Text passage -
■ ■ ■ ■ ■ ■ ■

Q. YMY story as a way to push people forward, stay in power?
A. Exactly, but price has been too high. This is the story of nationalism.
Q. How is this expressed in the west?
A. Pretentious advice, government officials going all over the world, taking this position for granted.
Q. Euro crisis, do we need an attack on one of our symbols? Would an attack on Brussels create a real European Union?
A. In Europe, choice is between conservative and radical views. Liberal barbarians were very aggressive, to sell things to the Chinese. Very similar choices in the Iraq War, Blair/Bush centrists who go to war for their beliefs. Not sure then, whether I'm a progressive or a conservative. Respect the Chinese on equal footing.
Q. Will narratives become harder to convince people of?
A. Yes, and it's a great thing! Narratives ask you to make sacrifices [and that's bad, implied]. Grand history has been reduced to Facebook comments: lonely, but it's a better world. Maybe it's actually a good thing to get rid of history.
Q. How do you see reaction, then, to 9/11?
A. The Chinese have been seeing YMY as a symbol of the nation, but only since 1990. [Europeans did all along.] The alternative to the nationalist narrative after 911 (they hate "US") is to treat 911 as a crime, rather than an act of war. Let the police deal with it.

■ ■ ■ ■ ■ ■ ■

Given task 1 -
In the interview notes, why does the answer call it a great thing that narratives will become harder to convince people of? Reply in one to three sentences.
Given task 2 -
From the interview notes, copy the passage that begins at the words "A. Pretentious advice, government" and ends after the words "real European Union?".
The listing has no role in this exercise.

Dataset section -
■ ■ ■ ■ ■ ■ ■

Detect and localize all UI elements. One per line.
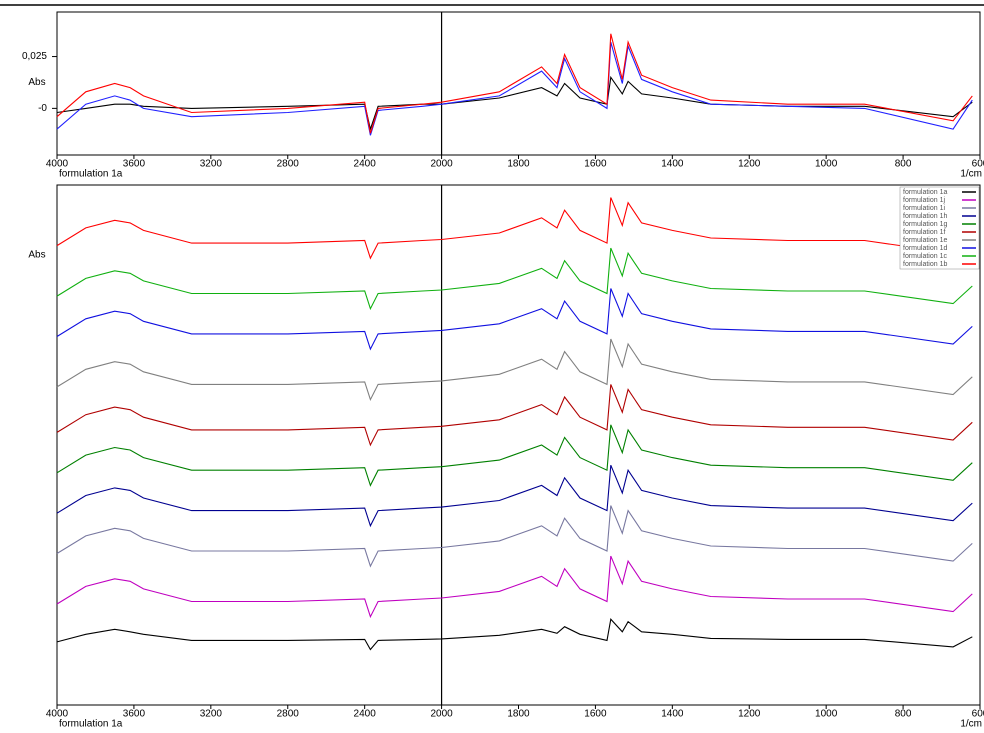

■ ■ ■ ■ ■ ■ ■

Correct result 1 -
The answer calls it a great thing because narratives ask people to make sacrifices. The bracketed note marks this as bad.

Correct result 2 -
A. Pretentious advice, government officials going all over the world, taking this position for granted.
Q. Euro crisis, do we need an attack on one of our symbols? Would an attack on Brussels create a real European Union?